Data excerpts
================================

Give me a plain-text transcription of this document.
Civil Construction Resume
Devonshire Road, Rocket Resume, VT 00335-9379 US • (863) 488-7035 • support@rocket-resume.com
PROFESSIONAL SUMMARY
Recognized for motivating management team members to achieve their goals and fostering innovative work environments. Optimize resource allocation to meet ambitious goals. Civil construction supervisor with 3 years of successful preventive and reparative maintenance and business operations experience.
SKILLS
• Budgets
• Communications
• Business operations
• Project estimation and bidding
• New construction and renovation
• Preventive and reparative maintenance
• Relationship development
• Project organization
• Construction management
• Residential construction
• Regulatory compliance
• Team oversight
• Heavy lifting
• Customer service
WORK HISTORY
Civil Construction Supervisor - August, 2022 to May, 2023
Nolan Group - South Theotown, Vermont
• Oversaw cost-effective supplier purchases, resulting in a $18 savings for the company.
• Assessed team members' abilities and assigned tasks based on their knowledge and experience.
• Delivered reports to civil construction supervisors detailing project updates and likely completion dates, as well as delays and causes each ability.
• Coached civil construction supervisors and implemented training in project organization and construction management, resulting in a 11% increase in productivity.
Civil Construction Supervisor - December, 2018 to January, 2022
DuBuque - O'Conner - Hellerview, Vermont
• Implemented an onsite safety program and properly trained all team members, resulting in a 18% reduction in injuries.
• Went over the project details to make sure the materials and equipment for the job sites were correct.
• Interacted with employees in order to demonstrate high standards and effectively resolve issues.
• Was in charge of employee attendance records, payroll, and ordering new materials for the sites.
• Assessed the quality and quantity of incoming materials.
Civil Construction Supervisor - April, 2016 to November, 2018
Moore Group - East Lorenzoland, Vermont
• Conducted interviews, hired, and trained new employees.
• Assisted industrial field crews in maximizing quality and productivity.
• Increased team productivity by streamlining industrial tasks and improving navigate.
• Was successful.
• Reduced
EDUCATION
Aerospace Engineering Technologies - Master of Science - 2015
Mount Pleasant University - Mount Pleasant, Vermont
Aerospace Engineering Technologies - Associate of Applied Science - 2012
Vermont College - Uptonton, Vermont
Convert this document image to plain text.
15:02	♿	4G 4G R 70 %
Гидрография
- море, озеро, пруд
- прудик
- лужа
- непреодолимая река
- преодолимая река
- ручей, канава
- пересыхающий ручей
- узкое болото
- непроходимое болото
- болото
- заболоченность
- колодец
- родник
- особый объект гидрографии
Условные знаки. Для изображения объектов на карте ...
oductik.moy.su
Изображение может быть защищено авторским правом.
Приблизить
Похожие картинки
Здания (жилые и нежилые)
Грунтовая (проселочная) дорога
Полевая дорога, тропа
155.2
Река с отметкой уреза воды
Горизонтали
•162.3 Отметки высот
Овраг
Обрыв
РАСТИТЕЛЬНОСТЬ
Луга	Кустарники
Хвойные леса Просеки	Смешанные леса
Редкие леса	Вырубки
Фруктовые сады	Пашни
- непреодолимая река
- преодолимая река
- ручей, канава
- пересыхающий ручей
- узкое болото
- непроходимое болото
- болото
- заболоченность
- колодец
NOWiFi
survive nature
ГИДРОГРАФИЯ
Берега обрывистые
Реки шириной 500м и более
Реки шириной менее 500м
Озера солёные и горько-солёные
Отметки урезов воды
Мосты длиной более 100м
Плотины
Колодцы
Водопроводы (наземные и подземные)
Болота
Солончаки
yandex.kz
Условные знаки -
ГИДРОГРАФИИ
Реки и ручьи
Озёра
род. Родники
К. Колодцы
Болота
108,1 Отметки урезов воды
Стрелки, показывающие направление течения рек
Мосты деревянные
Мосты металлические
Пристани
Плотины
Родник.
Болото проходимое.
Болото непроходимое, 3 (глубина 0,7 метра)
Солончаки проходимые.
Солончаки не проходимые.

================================

▸ **Goal of the exercise**
Repeat the records above exactly as they appear.

▸ **Written answer**
Give me a plain-text transcription of this document.
Civil Construction Resume
Devonshire Road, Rocket Resume, VT 00335-9379 US • (863) 488-7035 • support@rocket-resume.com
PROFESSIONAL SUMMARY
Recognized for motivating management team members to achieve their goals and fostering innovative work environments. Optimize resource allocation to meet ambitious goals. Civil construction supervisor with 3 years of successful preventive and reparative maintenance and business operations experience.
SKILLS
• Budgets
• Communications
• Business operations
• Project estimation and bidding
• New construction and renovation
• Preventive and reparative maintenance
• Relationship development
• Project organization
• Construction management
• Residential construction
• Regulatory compliance
• Team oversight
• Heavy lifting
• Customer service
WORK HISTORY
Civil Construction Supervisor - August, 2022 to May, 2023
Nolan Group - South Theotown, Vermont
• Oversaw cost-effective supplier purchases, resulting in a $18 savings for the company.
• Assessed team members' abilities and assigned tasks based on their knowledge and experience.
• Delivered reports to civil construction supervisors detailing project updates and likely completion dates, as well as delays and causes each ability.
• Coached civil construction supervisors and implemented training in project organization and construction management, resulting in a 11% increase in productivity.
Civil Construction Supervisor - December, 2018 to January, 2022
DuBuque - O'Conner - Hellerview, Vermont
• Implemented an onsite safety program and properly trained all team members, resulting in a 18% reduction in injuries.
• Went over the project details to make sure the materials and equipment for the job sites were correct.
• Interacted with employees in order to demonstrate high standards and effectively resolve issues.
• Was in charge of employee attendance records, payroll, and ordering new materials for the sites.
• Assessed the quality and quantity of incoming materials.
Civil Construction Supervisor - April, 2016 to November, 2018
Moore Group - East Lorenzoland, Vermont
• Conducted interviews, hired, and trained new employees.
• Assisted industrial field crews in maximizing quality and productivity.
• Increased team productivity by streamlining industrial tasks and improving navigate.
• Was successful.
• Reduced
EDUCATION
Aerospace Engineering Technologies - Master of Science - 2015
Mount Pleasant University - Mount Pleasant, Vermont
Aerospace Engineering Technologies - Associate of Applied Science - 2012
Vermont College - Uptonton, Vermont
Convert this document image to plain text.
15:02	♿	4G 4G R 70 %
Гидрография
- море, озеро, пруд
- прудик
- лужа
- непреодолимая река
- преодолимая река
- ручей, канава
- пересыхающий ручей
- узкое болото
- непроходимое болото
- болото
- заболоченность
- колодец
- родник
- особый объект гидрографии
Условные знаки. Для изображения объектов на карте ...
oductik.moy.su
Изображение может быть защищено авторским правом.
Приблизить
Похожие картинки
Здания (жилые и нежилые)
Грунтовая (проселочная) дорога
Полевая дорога, тропа
155.2
Река с отметкой уреза воды
Горизонтали
•162.3 Отметки высот
Овраг
Обрыв
РАСТИТЕЛЬНОСТЬ
Луга	Кустарники
Хвойные леса Просеки	Смешанные леса
Редкие леса	Вырубки
Фруктовые сады	Пашни
- непреодолимая река
- преодолимая река
- ручей, канава
- пересыхающий ручей
- узкое болото
- непроходимое болото
- болото
- заболоченность
- колодец
NOWiFi
survive nature
ГИДРОГРАФИЯ
Берега обрывистые
Реки шириной 500м и более
Реки шириной менее 500м
Озера солёные и горько-солёные
Отметки урезов воды
Мосты длиной более 100м
Плотины
Колодцы
Водопроводы (наземные и подземные)
Болота
Солончаки
yandex.kz
Условные знаки -
ГИДРОГРАФИИ
Реки и ручьи
Озёра
род. Родники
К. Колодцы
Болота
108,1 Отметки урезов воды
Стрелки, показывающие направление течения рек
Мосты деревянные
Мосты металлические
Пристани
Плотины
Родник.
Болото проходимое.
Болото непроходимое, 3 (глубина 0,7 метра)
Солончаки проходимые.
Солончаки не проходимые.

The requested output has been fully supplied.